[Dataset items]
* * *

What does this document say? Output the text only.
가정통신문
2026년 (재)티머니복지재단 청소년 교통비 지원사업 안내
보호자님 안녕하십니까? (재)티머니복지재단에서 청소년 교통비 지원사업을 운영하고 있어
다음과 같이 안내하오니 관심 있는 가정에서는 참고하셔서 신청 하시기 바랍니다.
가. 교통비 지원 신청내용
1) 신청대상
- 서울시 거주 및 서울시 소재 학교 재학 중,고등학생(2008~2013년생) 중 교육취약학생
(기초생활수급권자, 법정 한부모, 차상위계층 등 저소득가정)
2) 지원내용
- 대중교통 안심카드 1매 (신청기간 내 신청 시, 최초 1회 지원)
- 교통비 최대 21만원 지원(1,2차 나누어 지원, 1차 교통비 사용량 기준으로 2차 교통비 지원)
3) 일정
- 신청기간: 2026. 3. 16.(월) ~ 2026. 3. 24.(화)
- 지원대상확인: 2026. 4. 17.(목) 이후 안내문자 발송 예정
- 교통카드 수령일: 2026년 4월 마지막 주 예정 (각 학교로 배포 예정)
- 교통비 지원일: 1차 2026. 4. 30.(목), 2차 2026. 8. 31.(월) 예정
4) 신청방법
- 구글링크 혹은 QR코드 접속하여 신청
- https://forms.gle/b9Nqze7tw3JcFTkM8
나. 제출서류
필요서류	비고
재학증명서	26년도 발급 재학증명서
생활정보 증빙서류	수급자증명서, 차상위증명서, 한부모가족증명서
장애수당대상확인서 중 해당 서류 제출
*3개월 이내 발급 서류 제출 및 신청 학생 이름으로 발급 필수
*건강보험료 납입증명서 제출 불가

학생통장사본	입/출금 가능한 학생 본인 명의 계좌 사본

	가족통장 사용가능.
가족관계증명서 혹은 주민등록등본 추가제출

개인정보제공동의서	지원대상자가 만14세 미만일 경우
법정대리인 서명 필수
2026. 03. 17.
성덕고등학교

* * *

◆ What you have to do
Return only those lines of the records that contain the string "신청기간".

◆ Reply
- 대중교통 안심카드 1매 (신청기간 내 신청 시, 최초 1회 지원)
- 신청기간: 2026. 3. 16.(월) ~ 2026. 3. 24.(화)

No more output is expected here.